■ **Structured figure records**
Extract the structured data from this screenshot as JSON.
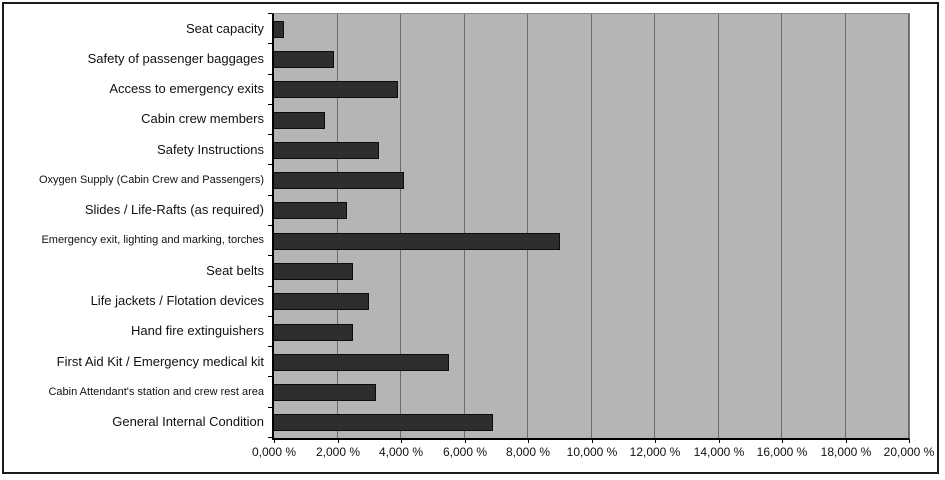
{
  "chart_data": {
    "type": "bar",
    "orientation": "horizontal",
    "title": "",
    "xlabel": "",
    "ylabel": "",
    "legend": "none",
    "grid": "vertical-major",
    "xlim": [
      0,
      20
    ],
    "x_tick_step": 2,
    "value_unit": "%",
    "categories": [
      "Seat capacity",
      "Safety of passenger baggages",
      "Access to emergency exits",
      "Cabin crew members",
      "Safety Instructions",
      "Oxygen Supply (Cabin Crew and Passengers)",
      "Slides / Life-Rafts (as required)",
      "Emergency exit, lighting and marking, torches",
      "Seat belts",
      "Life jackets / Flotation devices",
      "Hand fire extinguishers",
      "First Aid Kit / Emergency medical kit",
      "Cabin Attendant's station and crew rest area",
      "General Internal Condition"
    ],
    "values": [
      0.3,
      1.9,
      3.9,
      1.6,
      3.3,
      4.1,
      2.3,
      9.0,
      2.5,
      3.0,
      2.5,
      5.5,
      3.2,
      6.9
    ],
    "x_tick_labels": [
      "0,000 %",
      "2,000 %",
      "4,000 %",
      "6,000 %",
      "8,000 %",
      "10,000 %",
      "12,000 %",
      "14,000 %",
      "16,000 %",
      "18,000 %",
      "20,000 %"
    ],
    "colors": {
      "plot_background": "#b5b5b5",
      "bar_fill": "#2e2e2e",
      "bar_border": "#0d0d0d",
      "gridline": "#6a6a6a",
      "axis": "#000000",
      "frame_border": "#1b1b1b",
      "text": "#111111"
    }
  }
}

■ **GOAL**
Leave out all pictures, then copy the remaining material exactly.

■ **RESPONSE**
Extract the structured data from this screenshot as JSON.
{
  "chart_data": {
    "type": "bar",
    "orientation": "horizontal",
    "title": "",
    "xlabel": "",
    "ylabel": "",
    "legend": "none",
    "grid": "vertical-major",
    "xlim": [
      0,
      20
    ],
    "x_tick_step": 2,
    "value_unit": "%",
    "categories": [
      "Seat capacity",
      "Safety of passenger baggages",
      "Access to emergency exits",
      "Cabin crew members",
      "Safety Instructions",
      "Oxygen Supply (Cabin Crew and Passengers)",
      "Slides / Life-Rafts (as required)",
      "Emergency exit, lighting and marking, torches",
      "Seat belts",
      "Life jackets / Flotation devices",
      "Hand fire extinguishers",
      "First Aid Kit / Emergency medical kit",
      "Cabin Attendant's station and crew rest area",
      "General Internal Condition"
    ],
    "values": [
      0.3,
      1.9,
      3.9,
      1.6,
      3.3,
      4.1,
      2.3,
      9.0,
      2.5,
      3.0,
      2.5,
      5.5,
      3.2,
      6.9
    ],
    "x_tick_labels": [
      "0,000 %",
      "2,000 %",
      "4,000 %",
      "6,000 %",
      "8,000 %",
      "10,000 %",
      "12,000 %",
      "14,000 %",
      "16,000 %",
      "18,000 %",
      "20,000 %"
    ],
    "colors": {
      "plot_background": "#b5b5b5",
      "bar_fill": "#2e2e2e",
      "bar_border": "#0d0d0d",
      "gridline": "#6a6a6a",
      "axis": "#000000",
      "frame_border": "#1b1b1b",
      "text": "#111111"
    }
  }
}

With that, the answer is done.